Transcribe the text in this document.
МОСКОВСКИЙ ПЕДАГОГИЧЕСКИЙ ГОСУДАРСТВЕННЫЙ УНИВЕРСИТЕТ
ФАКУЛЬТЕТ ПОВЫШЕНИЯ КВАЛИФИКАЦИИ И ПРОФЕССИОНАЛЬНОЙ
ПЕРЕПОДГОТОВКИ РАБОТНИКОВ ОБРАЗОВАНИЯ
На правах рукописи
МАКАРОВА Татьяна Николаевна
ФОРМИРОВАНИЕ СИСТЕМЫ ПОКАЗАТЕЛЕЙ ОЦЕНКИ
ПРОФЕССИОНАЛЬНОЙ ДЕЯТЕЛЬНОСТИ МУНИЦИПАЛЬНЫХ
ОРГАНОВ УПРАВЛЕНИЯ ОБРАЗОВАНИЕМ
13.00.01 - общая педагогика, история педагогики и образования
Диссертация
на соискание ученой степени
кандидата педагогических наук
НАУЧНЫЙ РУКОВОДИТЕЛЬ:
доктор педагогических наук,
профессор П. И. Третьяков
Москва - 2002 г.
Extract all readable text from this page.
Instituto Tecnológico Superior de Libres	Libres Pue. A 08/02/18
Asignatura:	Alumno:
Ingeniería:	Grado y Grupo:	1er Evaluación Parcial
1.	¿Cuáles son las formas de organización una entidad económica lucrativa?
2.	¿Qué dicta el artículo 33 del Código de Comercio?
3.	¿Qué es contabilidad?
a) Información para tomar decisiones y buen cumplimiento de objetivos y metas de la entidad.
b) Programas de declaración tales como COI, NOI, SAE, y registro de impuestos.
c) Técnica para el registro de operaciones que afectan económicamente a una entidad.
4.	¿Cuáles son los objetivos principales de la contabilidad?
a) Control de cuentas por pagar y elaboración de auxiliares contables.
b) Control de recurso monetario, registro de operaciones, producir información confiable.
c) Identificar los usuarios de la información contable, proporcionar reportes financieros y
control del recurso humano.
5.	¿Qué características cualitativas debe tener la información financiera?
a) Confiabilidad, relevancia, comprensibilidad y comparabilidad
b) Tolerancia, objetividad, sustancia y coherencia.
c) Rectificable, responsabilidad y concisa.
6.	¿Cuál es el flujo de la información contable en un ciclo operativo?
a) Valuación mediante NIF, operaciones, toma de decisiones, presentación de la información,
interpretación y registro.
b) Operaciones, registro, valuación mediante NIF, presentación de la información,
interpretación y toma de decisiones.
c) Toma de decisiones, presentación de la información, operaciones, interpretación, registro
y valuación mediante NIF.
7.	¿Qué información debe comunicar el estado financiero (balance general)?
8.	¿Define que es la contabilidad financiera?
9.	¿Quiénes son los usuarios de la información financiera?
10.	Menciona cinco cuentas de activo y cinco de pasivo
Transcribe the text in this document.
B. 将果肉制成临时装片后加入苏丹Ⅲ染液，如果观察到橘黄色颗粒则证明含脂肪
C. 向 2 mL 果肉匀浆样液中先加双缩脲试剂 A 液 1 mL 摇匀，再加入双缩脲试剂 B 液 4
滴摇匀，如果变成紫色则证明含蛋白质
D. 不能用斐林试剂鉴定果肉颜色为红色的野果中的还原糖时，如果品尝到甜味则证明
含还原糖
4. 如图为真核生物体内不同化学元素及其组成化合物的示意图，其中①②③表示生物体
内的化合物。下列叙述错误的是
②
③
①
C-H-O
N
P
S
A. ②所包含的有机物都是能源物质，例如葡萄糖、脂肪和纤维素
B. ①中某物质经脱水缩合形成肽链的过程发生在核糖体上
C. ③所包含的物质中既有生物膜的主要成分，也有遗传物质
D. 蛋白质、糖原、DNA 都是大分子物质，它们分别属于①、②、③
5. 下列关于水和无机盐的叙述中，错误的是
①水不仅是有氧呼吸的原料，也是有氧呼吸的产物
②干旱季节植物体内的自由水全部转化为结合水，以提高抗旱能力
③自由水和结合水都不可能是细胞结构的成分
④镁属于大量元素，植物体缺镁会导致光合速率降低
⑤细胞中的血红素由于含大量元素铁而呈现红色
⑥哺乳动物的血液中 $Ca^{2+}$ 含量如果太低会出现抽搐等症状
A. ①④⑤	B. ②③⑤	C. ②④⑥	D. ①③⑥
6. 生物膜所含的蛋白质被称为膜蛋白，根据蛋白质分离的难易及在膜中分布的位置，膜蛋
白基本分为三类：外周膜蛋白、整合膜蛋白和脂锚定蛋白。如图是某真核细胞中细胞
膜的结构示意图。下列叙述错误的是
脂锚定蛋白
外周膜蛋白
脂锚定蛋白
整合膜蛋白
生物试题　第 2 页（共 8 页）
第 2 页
________________________________________
> _STATED PROBLEM_: Return only those lines of the records that contain the string "cuentas".

> _RESULT OF THE TASK_:
a) Control de cuentas por pagar y elaboración de auxiliares contables.
10.	Menciona cinco cuentas de activo y cinco de pasivo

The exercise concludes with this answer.